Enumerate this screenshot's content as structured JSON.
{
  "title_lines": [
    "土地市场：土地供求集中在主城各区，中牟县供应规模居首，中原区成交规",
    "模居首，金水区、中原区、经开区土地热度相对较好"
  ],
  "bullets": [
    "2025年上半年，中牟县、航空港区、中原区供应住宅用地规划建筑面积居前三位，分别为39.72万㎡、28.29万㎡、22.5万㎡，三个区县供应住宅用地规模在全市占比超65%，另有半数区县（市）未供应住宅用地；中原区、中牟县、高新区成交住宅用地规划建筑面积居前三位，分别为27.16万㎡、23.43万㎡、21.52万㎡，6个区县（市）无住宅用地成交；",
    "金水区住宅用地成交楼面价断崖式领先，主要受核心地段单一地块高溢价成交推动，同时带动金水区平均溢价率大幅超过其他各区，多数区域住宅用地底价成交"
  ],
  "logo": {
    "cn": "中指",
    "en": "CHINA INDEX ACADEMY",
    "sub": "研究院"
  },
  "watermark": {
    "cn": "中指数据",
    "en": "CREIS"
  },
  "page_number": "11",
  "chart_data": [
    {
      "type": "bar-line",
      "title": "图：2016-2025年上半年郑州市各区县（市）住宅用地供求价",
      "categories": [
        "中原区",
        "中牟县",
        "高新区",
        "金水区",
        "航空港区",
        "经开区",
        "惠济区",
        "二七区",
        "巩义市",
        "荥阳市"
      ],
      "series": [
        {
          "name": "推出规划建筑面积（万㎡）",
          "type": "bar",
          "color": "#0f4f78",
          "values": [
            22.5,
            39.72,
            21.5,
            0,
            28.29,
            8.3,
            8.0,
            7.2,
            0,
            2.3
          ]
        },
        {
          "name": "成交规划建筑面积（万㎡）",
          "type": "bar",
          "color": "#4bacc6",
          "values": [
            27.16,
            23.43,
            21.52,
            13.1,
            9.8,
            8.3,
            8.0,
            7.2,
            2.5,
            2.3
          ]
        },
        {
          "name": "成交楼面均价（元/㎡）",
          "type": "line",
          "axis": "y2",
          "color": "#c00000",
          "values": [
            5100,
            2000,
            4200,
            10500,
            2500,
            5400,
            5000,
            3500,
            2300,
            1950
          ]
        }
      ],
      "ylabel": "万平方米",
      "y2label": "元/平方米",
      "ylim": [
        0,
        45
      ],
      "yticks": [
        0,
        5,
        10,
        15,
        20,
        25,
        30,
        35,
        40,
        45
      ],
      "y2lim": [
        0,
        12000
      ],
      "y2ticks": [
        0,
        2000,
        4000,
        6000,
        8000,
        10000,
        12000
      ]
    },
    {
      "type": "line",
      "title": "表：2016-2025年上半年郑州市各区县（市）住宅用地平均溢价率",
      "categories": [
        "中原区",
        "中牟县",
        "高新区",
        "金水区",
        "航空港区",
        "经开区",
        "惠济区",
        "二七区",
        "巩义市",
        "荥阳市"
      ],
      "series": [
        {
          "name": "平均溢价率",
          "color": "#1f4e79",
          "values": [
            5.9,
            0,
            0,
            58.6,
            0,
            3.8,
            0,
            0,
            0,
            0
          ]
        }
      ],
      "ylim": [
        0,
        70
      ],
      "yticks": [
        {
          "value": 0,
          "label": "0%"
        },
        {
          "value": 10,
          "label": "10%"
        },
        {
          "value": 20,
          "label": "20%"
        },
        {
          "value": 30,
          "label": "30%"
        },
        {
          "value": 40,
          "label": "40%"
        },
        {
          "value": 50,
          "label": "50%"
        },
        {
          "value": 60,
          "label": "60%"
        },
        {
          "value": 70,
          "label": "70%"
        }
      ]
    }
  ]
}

AIM OF THE EXERCISE ▸ Copy all lines from the entries that contain the word "color".

TASK RESPONSE ▸
          "color": "#0f4f78",
          "color": "#4bacc6",
          "color": "#c00000",
          "color": "#1f4e79",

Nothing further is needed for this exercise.